──────── Input rows

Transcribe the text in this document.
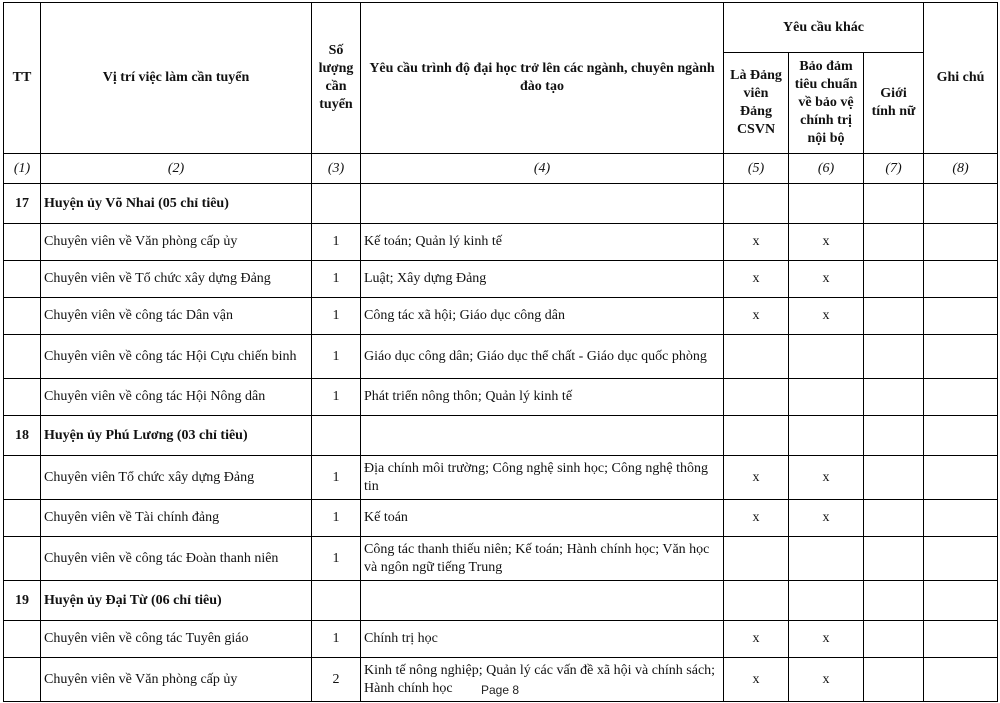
TT	Vị trí việc làm cần tuyển	Số lượng cần tuyển	Yêu cầu trình độ đại học trở lên các ngành, chuyên ngành đào tạo	Yêu cầu khác			Ghi chú
				Là Đảng viên Đảng CSVN	Bảo đảm tiêu chuẩn về bảo vệ chính trị nội bộ	Giới tính nữ	
(1)	(2)	(3)	(4)	(5)	(6)	(7)	(8)
17	Huyện ủy Võ Nhai (05 chỉ tiêu)						
	Chuyên viên về Văn phòng cấp ủy	1	Kế toán; Quản lý kinh tế	x	x		
	Chuyên viên về Tổ chức xây dựng Đảng	1	Luật; Xây dựng Đảng	x	x		
	Chuyên viên về công tác Dân vận	1	Công tác xã hội; Giáo dục công dân	x	x		
	Chuyên viên về công tác Hội Cựu chiến binh	1	Giáo dục công dân; Giáo dục thể chất - Giáo dục quốc phòng				
	Chuyên viên về công tác Hội Nông dân	1	Phát triển nông thôn; Quản lý kinh tế				
18	Huyện ủy Phú Lương (03 chỉ tiêu)						
	Chuyên viên Tổ chức xây dựng Đảng	1	Địa chính môi trường; Công nghệ sinh học; Công nghệ thông tin	x	x		
	Chuyên viên về Tài chính đảng	1	Kế toán	x	x		
	Chuyên viên về công tác Đoàn thanh niên	1	Công tác thanh thiếu niên; Kế toán; Hành chính học; Văn học và ngôn ngữ tiếng Trung				
19	Huyện ủy Đại Từ (06 chỉ tiêu)						
	Chuyên viên về công tác Tuyên giáo	1	Chính trị học	x	x		
	Chuyên viên về Văn phòng cấp ủy	2	Kinh tế nông nghiệp; Quản lý các vấn đề xã hội và chính sách; Hành chính học	x	x		
Page 8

────────────────

* _Problem requirements_: Copy each line of the records precisely and drop any images they hold.

* _Solution_:
Transcribe the text in this document.
TT	Vị trí việc làm cần tuyển	Số lượng cần tuyển	Yêu cầu trình độ đại học trở lên các ngành, chuyên ngành đào tạo	Yêu cầu khác			Ghi chú
				Là Đảng viên Đảng CSVN	Bảo đảm tiêu chuẩn về bảo vệ chính trị nội bộ	Giới tính nữ	
(1)	(2)	(3)	(4)	(5)	(6)	(7)	(8)
17	Huyện ủy Võ Nhai (05 chỉ tiêu)						
	Chuyên viên về Văn phòng cấp ủy	1	Kế toán; Quản lý kinh tế	x	x		
	Chuyên viên về Tổ chức xây dựng Đảng	1	Luật; Xây dựng Đảng	x	x		
	Chuyên viên về công tác Dân vận	1	Công tác xã hội; Giáo dục công dân	x	x		
	Chuyên viên về công tác Hội Cựu chiến binh	1	Giáo dục công dân; Giáo dục thể chất - Giáo dục quốc phòng				
	Chuyên viên về công tác Hội Nông dân	1	Phát triển nông thôn; Quản lý kinh tế				
18	Huyện ủy Phú Lương (03 chỉ tiêu)						
	Chuyên viên Tổ chức xây dựng Đảng	1	Địa chính môi trường; Công nghệ sinh học; Công nghệ thông tin	x	x		
	Chuyên viên về Tài chính đảng	1	Kế toán	x	x		
	Chuyên viên về công tác Đoàn thanh niên	1	Công tác thanh thiếu niên; Kế toán; Hành chính học; Văn học và ngôn ngữ tiếng Trung				
19	Huyện ủy Đại Từ (06 chỉ tiêu)						
	Chuyên viên về công tác Tuyên giáo	1	Chính trị học	x	x		
	Chuyên viên về Văn phòng cấp ủy	2	Kinh tế nông nghiệp; Quản lý các vấn đề xã hội và chính sách; Hành chính học	x	x		
Page 8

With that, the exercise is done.